EXERCISE OBJECTIVE ▸
Extend the comment thread below about the flood animation and Dry Falls, beginning right after its last comment.

The problem with this, is that the animation is taking place over the post-flood landscape - so it's hardly a representation of how it might have been.
Amazing! I agree, the animation looks very conservative, but It looks like both limits of the animators and tools they were using. It just doesn't look 350 feet high at the point just before it spills over. It starts tapering from the start point but really I would think you would need to do a full simulationfrom the dam to that area to get a idea of what it would have looked like. Given the sheer size of that you might have a better chance if you made it much smaller and then rendered out that small section. That said, truly remarkable animation as is! Just from casually studying what it takes to render bodies of water, I can't even imagine how hard this would have been.
I'd love to see what more modern technology such as realtime raytracing and the newer tech that could simulate the actual head of the flood and the debris in it.
Dry falls started out not much different than a creek type of depression just uneven ground is all, and it spread big time really fast getting wider an deeper. Just softer soil.
the floods did carve out the falls but since you had dozens of floods sweeping through the area the position and shape of the falls changed. what we see today is the last "footprint" of the floods. if we had another additional flood sweep through dry falls would not look the same as it does toady.

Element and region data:
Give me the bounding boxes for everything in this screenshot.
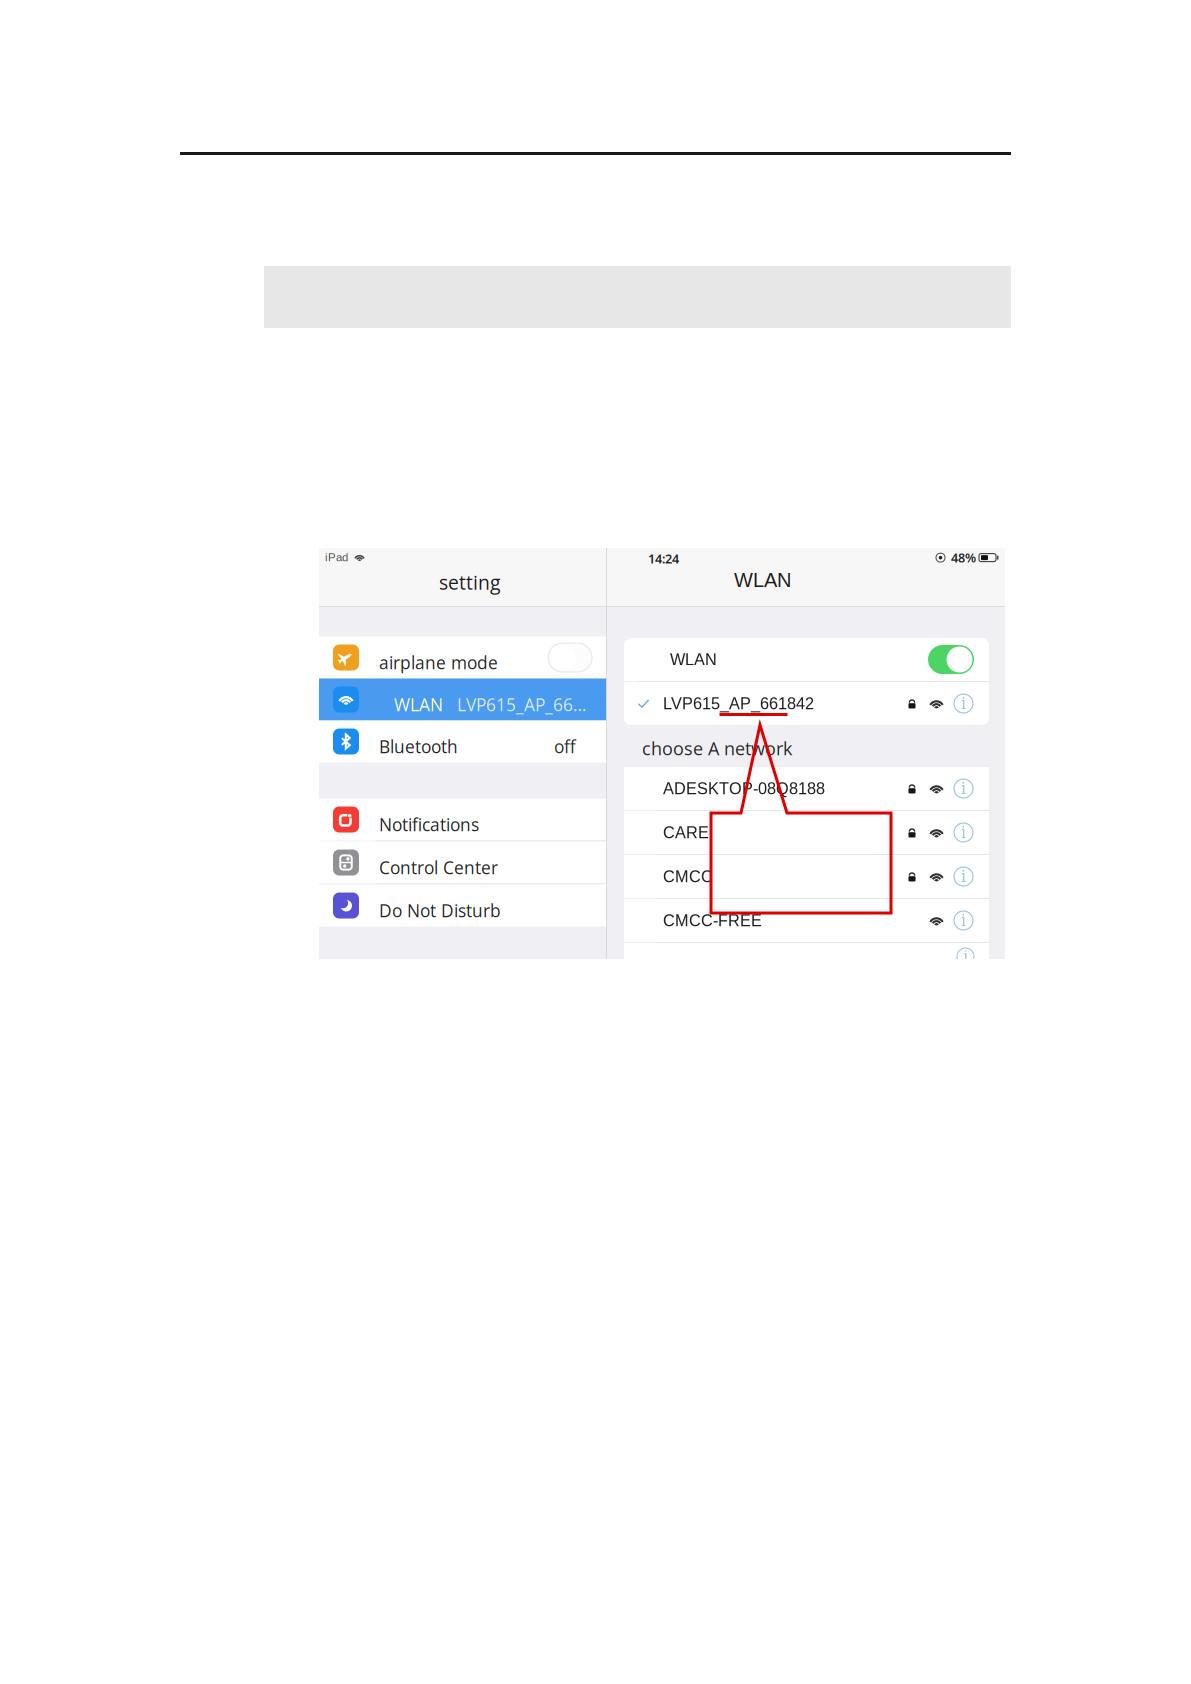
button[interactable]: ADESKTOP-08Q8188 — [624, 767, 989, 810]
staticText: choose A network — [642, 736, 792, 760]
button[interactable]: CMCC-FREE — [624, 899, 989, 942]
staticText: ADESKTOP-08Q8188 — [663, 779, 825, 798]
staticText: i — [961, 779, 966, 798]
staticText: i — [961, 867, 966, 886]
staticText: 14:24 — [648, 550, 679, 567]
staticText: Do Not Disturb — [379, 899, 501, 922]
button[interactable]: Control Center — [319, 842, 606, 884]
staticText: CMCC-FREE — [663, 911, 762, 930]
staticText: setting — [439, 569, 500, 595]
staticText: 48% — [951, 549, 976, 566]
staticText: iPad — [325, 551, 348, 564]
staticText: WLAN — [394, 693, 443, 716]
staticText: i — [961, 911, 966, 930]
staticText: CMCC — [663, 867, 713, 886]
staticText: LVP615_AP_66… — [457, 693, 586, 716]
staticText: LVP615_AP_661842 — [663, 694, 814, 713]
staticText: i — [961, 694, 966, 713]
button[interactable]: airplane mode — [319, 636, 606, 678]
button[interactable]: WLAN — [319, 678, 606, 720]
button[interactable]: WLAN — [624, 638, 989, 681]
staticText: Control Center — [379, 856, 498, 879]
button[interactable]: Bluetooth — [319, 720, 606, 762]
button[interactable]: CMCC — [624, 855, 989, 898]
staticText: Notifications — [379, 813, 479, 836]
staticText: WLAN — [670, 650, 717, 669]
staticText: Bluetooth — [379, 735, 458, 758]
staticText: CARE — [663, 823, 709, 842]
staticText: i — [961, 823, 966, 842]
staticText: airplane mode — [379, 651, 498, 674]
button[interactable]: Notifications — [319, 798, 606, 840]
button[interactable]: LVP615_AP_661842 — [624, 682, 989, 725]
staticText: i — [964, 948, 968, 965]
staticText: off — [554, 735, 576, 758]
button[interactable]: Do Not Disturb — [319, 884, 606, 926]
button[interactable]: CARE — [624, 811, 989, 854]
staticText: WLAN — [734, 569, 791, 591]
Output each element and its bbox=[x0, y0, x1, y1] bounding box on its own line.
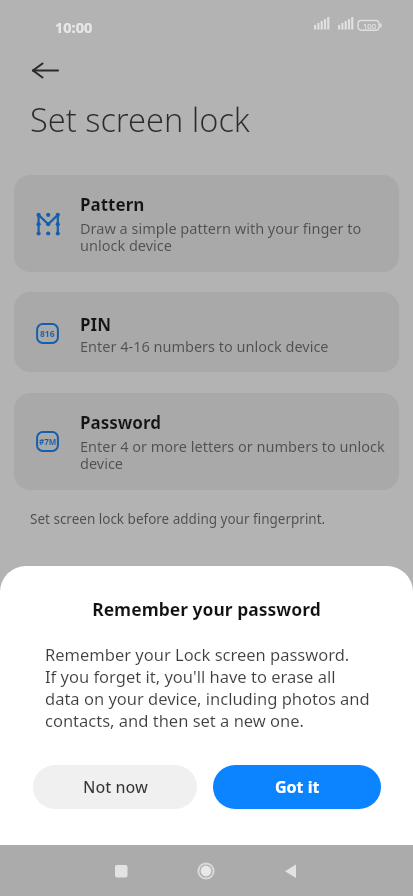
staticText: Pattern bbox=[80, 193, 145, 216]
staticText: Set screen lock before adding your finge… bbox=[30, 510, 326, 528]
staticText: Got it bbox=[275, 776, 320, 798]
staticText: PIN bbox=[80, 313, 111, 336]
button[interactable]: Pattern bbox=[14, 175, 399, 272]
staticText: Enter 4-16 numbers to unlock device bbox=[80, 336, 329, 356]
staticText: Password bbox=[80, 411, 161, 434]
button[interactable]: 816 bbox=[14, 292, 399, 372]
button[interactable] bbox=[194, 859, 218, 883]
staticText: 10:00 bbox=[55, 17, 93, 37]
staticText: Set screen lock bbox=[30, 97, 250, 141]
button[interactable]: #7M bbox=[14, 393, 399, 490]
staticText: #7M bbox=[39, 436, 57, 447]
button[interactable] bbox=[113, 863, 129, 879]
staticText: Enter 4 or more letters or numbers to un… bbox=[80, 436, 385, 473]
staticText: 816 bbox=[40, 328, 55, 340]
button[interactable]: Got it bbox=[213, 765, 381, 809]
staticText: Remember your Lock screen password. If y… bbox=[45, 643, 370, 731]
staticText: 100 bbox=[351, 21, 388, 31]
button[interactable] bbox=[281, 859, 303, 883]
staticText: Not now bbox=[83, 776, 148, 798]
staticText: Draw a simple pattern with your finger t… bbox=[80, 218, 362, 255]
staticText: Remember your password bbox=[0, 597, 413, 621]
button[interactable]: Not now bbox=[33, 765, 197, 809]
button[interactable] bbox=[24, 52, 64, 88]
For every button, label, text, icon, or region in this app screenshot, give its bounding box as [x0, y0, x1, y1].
==
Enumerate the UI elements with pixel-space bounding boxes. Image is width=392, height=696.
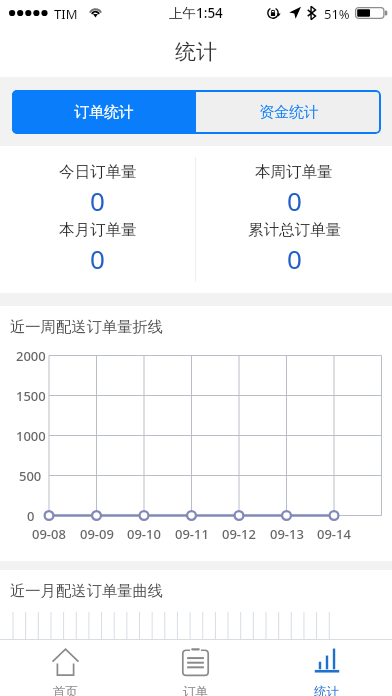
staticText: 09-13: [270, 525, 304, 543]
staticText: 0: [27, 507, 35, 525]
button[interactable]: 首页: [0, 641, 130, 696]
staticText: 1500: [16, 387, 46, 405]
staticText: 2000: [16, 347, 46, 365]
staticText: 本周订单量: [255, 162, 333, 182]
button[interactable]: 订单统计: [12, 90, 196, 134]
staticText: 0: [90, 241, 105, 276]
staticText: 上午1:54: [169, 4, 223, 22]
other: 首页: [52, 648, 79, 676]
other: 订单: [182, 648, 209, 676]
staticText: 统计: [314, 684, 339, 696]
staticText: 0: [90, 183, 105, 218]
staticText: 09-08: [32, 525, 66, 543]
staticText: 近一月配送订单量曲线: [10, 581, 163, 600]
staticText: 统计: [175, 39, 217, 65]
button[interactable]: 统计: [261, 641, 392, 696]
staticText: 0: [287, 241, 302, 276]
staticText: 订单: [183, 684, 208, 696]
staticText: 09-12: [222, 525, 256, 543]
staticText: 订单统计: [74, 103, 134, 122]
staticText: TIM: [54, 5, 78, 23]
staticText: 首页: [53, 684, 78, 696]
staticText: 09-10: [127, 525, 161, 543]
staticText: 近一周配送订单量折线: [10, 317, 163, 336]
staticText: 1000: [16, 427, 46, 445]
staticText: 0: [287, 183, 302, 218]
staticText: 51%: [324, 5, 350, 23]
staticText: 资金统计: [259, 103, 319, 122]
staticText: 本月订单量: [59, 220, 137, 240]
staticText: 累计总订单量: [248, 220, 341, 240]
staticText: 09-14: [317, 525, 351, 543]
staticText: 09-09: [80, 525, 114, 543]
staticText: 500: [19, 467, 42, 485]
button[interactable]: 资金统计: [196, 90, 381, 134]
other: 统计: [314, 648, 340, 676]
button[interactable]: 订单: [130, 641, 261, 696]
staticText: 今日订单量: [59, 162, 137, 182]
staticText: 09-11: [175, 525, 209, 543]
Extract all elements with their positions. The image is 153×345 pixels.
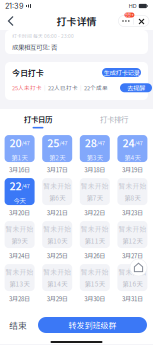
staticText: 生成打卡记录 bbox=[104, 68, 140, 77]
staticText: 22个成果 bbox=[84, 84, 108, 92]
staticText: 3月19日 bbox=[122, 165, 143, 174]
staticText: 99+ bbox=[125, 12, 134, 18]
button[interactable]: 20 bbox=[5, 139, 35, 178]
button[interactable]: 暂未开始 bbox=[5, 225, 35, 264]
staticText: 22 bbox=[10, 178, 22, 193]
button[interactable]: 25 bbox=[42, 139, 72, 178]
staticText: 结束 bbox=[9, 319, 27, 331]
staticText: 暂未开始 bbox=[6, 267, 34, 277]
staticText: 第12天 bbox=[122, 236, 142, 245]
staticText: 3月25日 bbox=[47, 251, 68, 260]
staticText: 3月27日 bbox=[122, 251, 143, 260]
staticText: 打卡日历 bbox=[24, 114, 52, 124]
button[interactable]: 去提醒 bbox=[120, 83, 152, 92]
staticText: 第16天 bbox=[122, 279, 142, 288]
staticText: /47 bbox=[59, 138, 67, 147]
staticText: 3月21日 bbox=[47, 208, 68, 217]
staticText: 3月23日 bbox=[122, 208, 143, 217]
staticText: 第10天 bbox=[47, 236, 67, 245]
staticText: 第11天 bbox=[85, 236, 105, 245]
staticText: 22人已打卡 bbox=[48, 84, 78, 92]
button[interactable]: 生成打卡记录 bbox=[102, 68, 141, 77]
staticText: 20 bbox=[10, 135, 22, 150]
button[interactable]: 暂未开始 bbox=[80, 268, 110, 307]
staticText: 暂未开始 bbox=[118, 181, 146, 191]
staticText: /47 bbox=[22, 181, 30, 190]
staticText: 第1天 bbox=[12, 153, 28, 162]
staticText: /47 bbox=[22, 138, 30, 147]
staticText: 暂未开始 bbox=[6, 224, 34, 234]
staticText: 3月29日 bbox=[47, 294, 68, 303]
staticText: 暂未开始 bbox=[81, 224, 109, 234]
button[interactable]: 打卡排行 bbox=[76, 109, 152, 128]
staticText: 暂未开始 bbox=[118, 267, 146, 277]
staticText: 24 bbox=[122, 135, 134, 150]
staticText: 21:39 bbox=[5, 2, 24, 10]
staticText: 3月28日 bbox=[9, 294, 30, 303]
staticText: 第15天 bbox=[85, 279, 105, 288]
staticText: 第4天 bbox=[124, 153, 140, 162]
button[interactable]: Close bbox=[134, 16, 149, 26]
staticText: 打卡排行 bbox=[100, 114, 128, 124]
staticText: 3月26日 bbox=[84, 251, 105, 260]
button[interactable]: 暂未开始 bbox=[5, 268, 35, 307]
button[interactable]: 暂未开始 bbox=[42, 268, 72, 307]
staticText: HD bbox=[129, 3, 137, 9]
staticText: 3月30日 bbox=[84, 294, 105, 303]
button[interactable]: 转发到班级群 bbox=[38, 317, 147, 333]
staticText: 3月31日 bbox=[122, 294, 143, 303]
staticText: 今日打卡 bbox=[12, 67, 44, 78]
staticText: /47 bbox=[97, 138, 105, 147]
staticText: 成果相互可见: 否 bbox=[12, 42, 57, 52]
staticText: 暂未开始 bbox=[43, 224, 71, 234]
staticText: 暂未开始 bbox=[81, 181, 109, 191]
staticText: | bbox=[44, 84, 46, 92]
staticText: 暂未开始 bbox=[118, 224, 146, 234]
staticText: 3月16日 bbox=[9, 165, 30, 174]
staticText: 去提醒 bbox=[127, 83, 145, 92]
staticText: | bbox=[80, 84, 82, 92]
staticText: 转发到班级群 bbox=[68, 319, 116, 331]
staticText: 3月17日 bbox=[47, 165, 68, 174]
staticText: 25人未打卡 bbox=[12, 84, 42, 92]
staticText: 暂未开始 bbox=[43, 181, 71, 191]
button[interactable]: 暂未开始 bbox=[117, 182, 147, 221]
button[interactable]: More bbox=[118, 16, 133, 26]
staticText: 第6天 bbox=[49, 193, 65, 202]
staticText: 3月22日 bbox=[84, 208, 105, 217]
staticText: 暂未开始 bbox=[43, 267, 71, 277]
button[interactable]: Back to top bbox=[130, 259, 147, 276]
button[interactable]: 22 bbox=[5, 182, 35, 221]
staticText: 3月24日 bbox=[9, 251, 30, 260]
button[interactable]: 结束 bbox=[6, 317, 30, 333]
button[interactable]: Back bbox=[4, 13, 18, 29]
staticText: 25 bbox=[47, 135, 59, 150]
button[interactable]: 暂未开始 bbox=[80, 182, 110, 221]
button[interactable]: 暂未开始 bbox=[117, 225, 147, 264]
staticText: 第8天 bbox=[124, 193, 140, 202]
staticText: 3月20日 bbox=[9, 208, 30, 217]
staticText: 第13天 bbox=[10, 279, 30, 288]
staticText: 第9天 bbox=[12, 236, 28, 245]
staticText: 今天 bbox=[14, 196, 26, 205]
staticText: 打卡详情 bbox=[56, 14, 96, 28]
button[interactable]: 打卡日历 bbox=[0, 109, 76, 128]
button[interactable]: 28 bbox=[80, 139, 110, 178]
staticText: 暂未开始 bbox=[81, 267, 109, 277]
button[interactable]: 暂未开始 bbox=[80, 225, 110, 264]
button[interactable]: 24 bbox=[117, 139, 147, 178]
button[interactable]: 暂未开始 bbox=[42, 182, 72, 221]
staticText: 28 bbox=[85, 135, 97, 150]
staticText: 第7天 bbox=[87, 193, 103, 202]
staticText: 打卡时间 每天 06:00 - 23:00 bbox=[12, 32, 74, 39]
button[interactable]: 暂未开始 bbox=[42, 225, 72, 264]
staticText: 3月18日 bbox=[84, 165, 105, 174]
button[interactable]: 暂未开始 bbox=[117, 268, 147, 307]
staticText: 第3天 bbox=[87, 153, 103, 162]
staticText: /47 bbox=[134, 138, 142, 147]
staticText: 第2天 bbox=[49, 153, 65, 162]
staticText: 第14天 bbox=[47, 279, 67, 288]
==
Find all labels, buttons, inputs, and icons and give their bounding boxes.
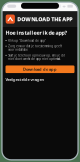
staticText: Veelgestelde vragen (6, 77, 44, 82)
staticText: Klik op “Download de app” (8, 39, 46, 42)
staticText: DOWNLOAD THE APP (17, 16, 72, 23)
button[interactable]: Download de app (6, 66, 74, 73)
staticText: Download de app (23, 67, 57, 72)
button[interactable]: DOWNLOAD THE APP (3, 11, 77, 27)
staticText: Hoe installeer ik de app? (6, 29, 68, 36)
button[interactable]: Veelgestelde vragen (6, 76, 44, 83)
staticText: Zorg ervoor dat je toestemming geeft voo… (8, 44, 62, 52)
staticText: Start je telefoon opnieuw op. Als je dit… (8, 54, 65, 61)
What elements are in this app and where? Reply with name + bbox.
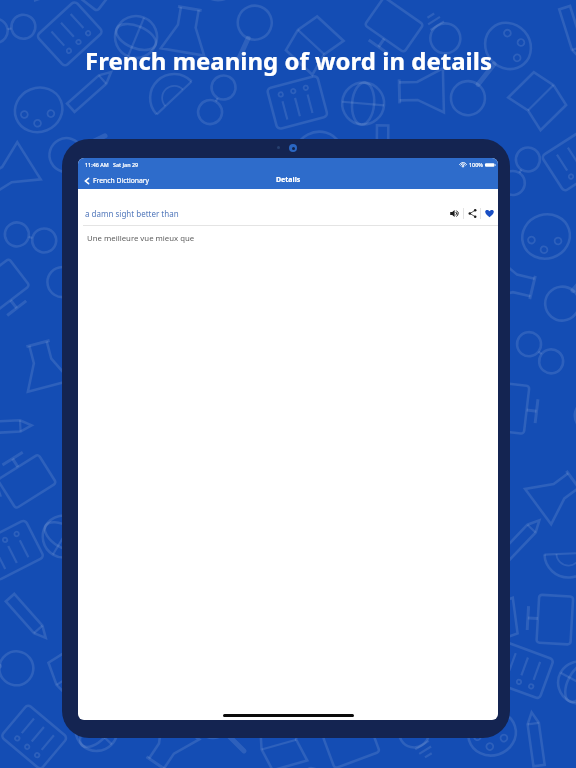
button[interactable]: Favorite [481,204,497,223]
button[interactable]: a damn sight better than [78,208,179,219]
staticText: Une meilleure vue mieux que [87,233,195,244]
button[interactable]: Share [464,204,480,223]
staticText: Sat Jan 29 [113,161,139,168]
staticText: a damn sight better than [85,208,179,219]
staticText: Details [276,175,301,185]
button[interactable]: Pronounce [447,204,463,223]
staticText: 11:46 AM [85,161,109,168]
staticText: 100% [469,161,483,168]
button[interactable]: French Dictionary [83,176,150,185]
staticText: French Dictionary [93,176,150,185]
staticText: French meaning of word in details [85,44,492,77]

TASK RESPONSE ▸
It's cool and all, maybe could do a better job these days, but you're modeling the water flow off the current geological features which weren't there when these floods came. These floods supposedly carved out these features so I think it should look different, with an element of timelapse added in to show the force of the water and the erosion carving out the landscape until it looks like it does today. Maybe even include the water receding and drying up. No I'm not a programmer or anything but I do know they've come a long way with water simulations. It doesn't have to be as good as say the VFX in some movies that use that program, but it's a lot easier to do overall. It's a bit misleading though because it's based off current geological features.
Ok, the animation is flawed from the beginning. The surface of the ground was relatively flat. The water surging down is what created the landscape. DUH!
Series of floods from the puny lake missoula my rear end. It was a comet impact and it happened in a few short months. Anyone saying otherwise has their head in the sand.
But that's not at all how it happened! The falls were not there until the flood remember? I must say it's a rather useless animation. Also you do not know if it was multiple floods! It may very well have been only one. Nobody knows.